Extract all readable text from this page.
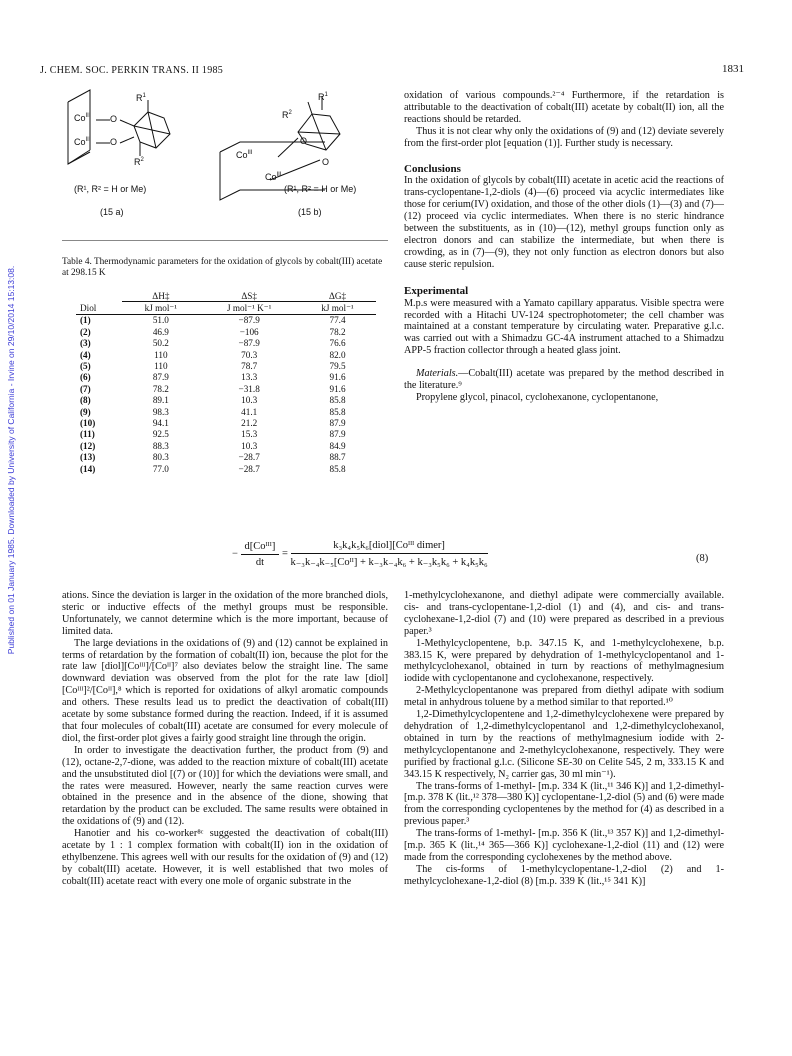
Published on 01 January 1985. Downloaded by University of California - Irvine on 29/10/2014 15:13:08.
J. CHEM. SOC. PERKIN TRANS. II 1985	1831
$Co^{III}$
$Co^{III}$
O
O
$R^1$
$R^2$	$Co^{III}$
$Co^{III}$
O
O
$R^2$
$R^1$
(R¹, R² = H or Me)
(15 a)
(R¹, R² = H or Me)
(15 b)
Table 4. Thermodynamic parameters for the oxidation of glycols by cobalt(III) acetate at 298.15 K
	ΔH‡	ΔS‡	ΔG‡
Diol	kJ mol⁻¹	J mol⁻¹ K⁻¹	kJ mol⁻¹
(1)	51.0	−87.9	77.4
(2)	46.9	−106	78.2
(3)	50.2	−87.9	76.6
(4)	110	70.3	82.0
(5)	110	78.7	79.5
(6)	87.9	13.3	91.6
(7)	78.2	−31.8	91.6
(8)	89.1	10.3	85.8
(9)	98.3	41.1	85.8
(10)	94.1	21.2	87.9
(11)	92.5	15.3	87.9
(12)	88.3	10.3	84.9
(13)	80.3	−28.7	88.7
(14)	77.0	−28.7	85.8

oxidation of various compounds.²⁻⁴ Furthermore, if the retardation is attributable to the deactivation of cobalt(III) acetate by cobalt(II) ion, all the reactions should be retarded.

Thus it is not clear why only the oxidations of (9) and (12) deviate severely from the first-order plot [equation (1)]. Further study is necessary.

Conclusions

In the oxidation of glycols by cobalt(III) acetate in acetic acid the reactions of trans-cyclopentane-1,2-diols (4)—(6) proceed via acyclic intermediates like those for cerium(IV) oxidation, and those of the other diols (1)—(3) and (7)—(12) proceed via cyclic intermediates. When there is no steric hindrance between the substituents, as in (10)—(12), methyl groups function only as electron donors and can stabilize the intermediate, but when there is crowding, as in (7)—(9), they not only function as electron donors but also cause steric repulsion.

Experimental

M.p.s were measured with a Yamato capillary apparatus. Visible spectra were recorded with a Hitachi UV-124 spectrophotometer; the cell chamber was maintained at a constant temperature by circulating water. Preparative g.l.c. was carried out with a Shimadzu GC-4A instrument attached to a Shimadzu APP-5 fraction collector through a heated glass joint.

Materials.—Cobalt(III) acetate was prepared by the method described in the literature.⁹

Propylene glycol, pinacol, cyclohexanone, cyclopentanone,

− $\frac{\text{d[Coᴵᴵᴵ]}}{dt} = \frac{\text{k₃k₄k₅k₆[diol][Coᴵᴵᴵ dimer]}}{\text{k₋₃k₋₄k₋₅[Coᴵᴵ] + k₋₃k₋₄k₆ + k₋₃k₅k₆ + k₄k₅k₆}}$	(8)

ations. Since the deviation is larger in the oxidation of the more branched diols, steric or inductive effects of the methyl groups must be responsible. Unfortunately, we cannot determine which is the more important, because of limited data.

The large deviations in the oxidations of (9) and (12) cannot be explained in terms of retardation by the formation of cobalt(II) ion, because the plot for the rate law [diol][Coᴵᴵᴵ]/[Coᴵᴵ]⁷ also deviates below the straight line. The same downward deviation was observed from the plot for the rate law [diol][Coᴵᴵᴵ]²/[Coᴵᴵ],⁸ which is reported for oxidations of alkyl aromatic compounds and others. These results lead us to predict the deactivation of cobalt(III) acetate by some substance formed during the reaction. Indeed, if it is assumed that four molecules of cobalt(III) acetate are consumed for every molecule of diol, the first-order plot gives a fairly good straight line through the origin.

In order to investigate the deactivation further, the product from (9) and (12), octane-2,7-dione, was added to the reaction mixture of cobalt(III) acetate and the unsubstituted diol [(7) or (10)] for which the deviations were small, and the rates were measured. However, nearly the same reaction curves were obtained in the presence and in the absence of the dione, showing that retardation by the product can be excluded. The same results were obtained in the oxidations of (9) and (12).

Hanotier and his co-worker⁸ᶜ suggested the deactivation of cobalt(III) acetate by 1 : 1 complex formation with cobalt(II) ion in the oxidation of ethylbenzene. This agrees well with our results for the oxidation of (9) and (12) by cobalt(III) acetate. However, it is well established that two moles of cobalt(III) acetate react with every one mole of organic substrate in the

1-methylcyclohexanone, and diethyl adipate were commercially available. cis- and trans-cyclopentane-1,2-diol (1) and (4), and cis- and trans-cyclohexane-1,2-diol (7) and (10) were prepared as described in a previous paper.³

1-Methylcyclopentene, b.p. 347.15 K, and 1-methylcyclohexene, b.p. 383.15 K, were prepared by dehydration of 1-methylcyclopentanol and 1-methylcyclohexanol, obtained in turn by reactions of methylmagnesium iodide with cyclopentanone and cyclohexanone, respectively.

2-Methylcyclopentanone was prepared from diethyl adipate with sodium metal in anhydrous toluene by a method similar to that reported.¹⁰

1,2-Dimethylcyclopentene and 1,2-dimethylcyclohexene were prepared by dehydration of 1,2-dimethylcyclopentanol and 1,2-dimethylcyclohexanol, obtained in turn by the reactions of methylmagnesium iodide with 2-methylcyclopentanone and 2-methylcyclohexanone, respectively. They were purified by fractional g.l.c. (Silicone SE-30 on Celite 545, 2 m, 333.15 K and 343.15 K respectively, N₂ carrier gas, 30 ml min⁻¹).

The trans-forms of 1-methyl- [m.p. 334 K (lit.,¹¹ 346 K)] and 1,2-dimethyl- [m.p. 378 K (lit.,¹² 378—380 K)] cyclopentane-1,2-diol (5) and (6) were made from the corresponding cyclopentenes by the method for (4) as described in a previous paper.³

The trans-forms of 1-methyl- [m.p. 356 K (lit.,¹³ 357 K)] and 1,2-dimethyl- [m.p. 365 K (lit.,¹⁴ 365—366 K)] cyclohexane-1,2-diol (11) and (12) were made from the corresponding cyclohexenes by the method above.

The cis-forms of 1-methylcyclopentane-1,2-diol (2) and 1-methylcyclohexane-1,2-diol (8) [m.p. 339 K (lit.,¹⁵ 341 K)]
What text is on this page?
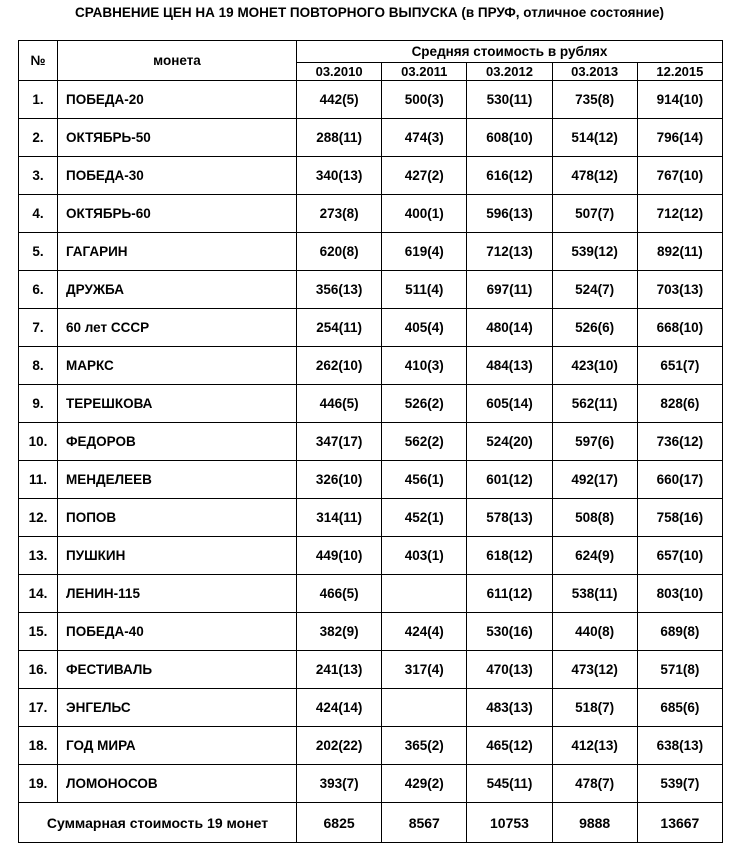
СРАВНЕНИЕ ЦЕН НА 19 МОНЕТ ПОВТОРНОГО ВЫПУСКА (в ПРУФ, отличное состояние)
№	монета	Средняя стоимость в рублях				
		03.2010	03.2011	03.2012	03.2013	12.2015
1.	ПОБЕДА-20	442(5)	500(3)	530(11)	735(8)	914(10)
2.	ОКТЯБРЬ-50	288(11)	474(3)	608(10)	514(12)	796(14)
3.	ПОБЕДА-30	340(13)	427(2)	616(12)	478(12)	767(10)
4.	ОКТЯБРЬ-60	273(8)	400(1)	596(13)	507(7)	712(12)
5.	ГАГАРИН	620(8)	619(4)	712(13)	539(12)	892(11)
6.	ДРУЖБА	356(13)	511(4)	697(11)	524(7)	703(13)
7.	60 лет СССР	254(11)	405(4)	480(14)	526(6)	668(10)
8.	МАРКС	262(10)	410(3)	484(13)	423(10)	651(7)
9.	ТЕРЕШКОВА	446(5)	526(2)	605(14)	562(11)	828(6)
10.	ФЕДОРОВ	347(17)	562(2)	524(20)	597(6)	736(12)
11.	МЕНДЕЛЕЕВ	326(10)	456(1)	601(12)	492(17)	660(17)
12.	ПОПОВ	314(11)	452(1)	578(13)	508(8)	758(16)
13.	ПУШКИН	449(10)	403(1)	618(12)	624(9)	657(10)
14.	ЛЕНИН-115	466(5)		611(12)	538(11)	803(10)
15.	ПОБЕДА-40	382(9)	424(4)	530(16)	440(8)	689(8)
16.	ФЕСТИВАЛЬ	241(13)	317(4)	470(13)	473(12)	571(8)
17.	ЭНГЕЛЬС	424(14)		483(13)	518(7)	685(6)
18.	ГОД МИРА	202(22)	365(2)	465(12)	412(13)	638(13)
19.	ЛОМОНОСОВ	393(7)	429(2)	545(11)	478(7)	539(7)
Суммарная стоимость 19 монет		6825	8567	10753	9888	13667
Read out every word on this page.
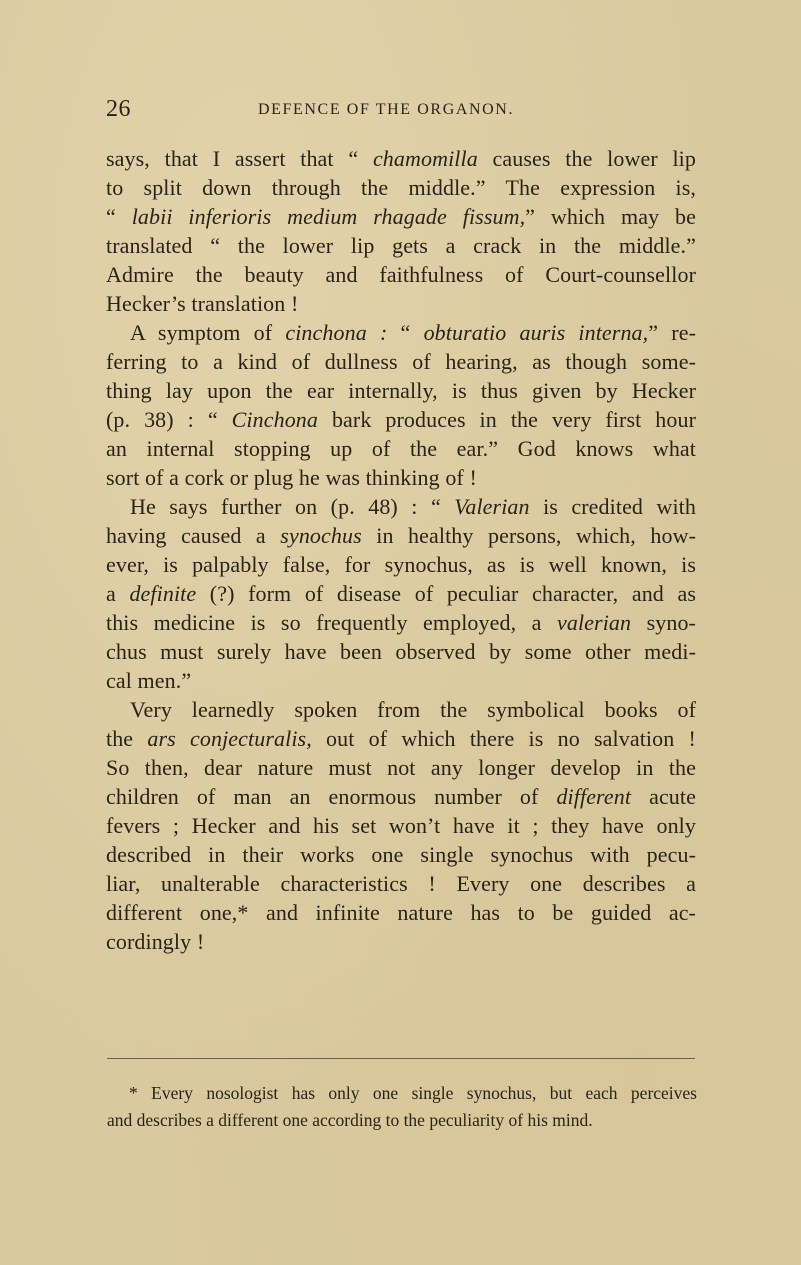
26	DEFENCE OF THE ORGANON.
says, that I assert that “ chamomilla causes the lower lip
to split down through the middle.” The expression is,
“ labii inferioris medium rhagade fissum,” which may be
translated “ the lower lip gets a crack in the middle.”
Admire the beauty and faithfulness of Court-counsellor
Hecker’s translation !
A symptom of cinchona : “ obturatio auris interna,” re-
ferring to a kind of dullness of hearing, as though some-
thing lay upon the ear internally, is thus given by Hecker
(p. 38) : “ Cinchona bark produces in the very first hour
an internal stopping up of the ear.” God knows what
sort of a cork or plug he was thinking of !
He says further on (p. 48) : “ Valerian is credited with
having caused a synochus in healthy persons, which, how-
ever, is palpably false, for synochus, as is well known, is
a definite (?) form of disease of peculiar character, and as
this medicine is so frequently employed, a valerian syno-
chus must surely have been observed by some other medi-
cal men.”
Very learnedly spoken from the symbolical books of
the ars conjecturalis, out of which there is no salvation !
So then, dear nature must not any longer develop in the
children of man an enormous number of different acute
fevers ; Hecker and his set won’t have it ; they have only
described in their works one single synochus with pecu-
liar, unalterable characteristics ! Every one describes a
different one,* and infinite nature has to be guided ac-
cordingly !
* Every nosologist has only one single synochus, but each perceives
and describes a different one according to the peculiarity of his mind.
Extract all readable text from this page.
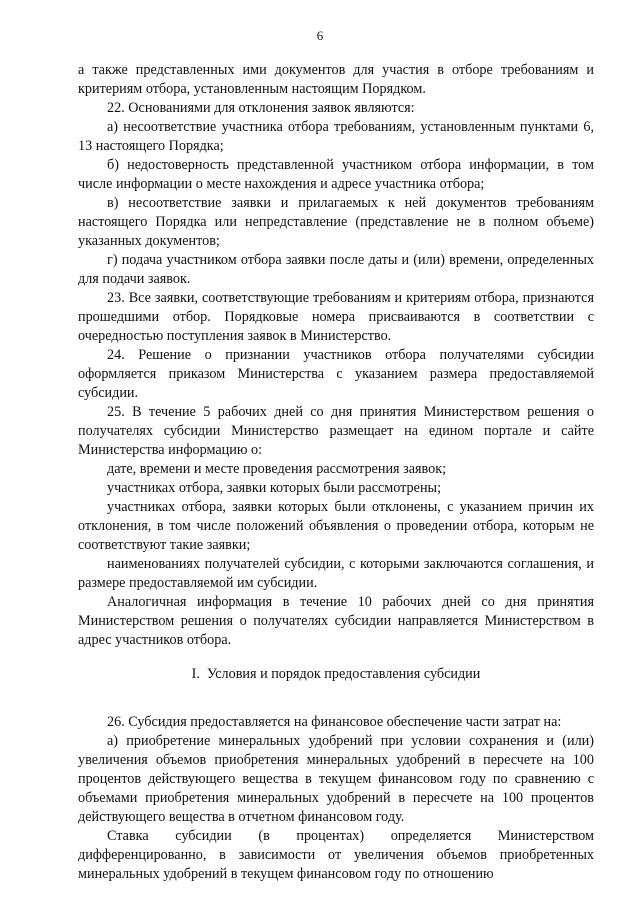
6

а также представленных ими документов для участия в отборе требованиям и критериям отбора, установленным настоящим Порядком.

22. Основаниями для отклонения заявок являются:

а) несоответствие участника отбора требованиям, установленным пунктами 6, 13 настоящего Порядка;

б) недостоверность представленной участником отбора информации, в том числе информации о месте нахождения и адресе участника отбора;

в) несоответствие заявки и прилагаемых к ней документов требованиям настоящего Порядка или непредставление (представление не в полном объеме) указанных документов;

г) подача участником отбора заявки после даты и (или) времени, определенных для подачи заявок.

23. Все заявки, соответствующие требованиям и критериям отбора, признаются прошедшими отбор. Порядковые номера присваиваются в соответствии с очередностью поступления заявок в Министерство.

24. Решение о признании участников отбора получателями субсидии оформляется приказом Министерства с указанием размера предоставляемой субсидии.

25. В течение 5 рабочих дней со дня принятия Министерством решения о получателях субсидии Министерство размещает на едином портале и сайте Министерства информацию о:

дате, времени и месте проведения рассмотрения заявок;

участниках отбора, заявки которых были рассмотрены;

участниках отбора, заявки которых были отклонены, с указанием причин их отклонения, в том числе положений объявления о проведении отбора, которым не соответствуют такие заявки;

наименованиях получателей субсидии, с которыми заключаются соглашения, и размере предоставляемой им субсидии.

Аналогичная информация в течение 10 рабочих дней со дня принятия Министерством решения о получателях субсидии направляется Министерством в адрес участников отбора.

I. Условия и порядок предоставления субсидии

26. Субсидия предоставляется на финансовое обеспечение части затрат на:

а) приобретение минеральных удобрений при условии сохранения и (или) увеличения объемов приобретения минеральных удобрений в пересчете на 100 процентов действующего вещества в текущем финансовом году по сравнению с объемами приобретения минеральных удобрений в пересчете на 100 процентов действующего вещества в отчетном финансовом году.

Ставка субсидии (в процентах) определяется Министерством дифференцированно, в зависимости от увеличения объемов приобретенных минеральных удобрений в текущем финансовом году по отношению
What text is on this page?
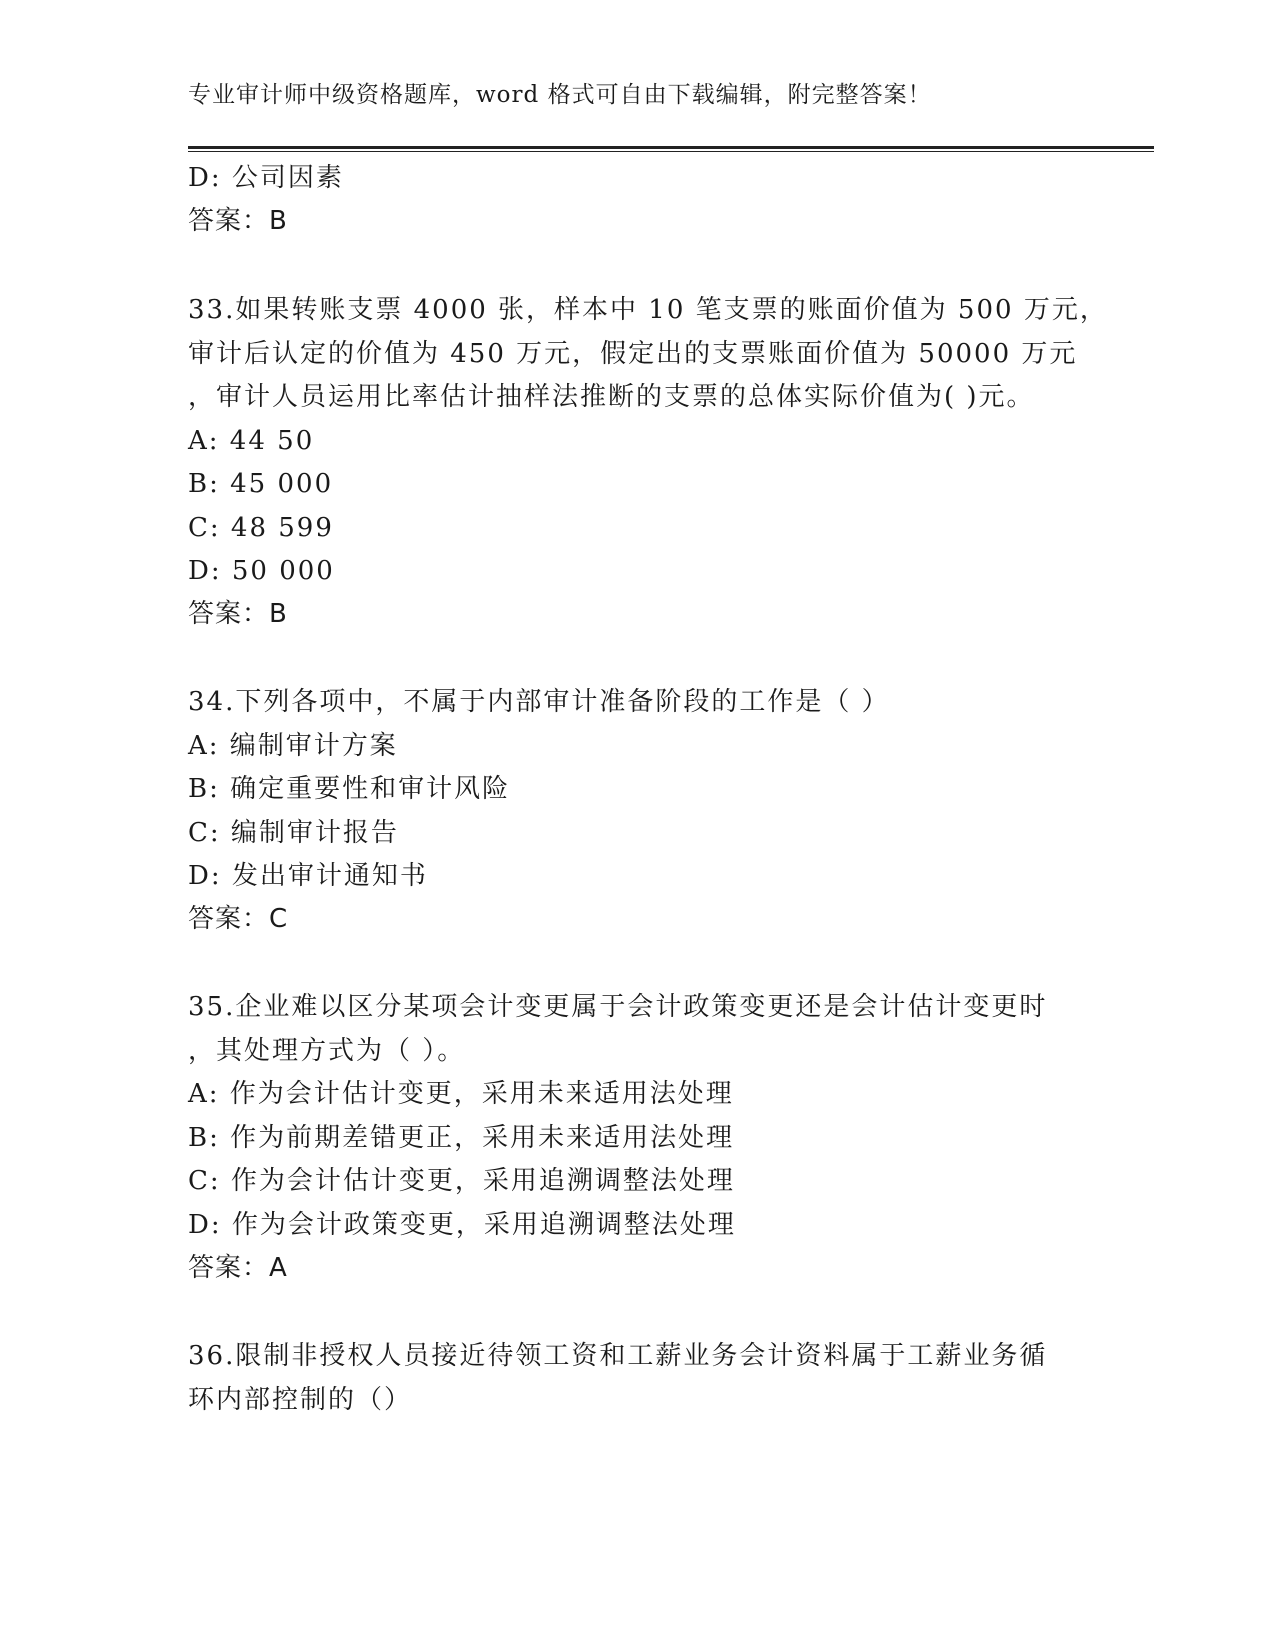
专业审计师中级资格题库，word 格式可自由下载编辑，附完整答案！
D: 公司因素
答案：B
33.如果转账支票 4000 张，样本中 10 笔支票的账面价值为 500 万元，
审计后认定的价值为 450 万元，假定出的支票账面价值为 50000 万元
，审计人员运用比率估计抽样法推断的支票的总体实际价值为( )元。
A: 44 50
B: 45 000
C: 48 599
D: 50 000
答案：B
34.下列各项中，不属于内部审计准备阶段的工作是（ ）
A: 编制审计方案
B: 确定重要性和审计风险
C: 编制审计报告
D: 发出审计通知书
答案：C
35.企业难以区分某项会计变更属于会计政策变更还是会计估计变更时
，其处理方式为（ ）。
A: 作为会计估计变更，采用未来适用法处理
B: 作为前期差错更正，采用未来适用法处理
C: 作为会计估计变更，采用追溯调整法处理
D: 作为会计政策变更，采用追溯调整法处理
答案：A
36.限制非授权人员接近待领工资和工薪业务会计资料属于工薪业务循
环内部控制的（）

______

_WHAT IS EXPECTED_. Search the lines above for the string "methylmagnesium" and copy each line that has it.

_SOLUTION FOR THIS PROBLEM_.
1-Methylcyclopentene, b.p. 347.15 K, and 1-methylcyclohexene, b.p. 383.15 K, were prepared by dehydration of 1-methylcyclopentanol and 1-methylcyclohexanol, obtained in turn by reactions of methylmagnesium iodide with cyclopentanone and cyclohexanone, respectively.
1,2-Dimethylcyclopentene and 1,2-dimethylcyclohexene were prepared by dehydration of 1,2-dimethylcyclopentanol and 1,2-dimethylcyclohexanol, obtained in turn by the reactions of methylmagnesium iodide with 2-methylcyclopentanone and 2-methylcyclohexanone, respectively. They were purified by fractional g.l.c. (Silicone SE-30 on Celite 545, 2 m, 333.15 K and 343.15 K respectively, N₂ carrier gas, 30 ml min⁻¹).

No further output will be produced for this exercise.